[EXERCISE DETAILS]
Pick every line with "that" from the material below.
** start of RECORDS SUPPLIED **
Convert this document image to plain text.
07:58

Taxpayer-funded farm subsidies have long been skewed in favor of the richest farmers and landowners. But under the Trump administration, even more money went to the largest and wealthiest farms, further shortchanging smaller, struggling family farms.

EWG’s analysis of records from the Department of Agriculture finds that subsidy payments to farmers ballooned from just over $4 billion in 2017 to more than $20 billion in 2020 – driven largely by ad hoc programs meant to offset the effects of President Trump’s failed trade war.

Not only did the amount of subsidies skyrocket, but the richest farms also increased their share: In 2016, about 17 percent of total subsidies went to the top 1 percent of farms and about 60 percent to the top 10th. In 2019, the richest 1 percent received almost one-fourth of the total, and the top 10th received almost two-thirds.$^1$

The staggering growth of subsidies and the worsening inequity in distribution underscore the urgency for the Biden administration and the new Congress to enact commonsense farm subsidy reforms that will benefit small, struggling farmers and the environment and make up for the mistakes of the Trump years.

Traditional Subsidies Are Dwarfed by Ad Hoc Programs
** end of RECORDS SUPPLIED **
[WRITTEN RESPONSE]
EWG’s analysis of records from the Department of Agriculture finds that subsidy payments to farmers ballooned from just over $4 billion in 2017 to more than $20 billion in 2020 – driven largely by ad hoc programs meant to offset the effects of President Trump’s failed trade war.
The staggering growth of subsidies and the worsening inequity in distribution underscore the urgency for the Biden administration and the new Congress to enact commonsense farm subsidy reforms that will benefit small, struggling farmers and the environment and make up for the mistakes of the Trump years.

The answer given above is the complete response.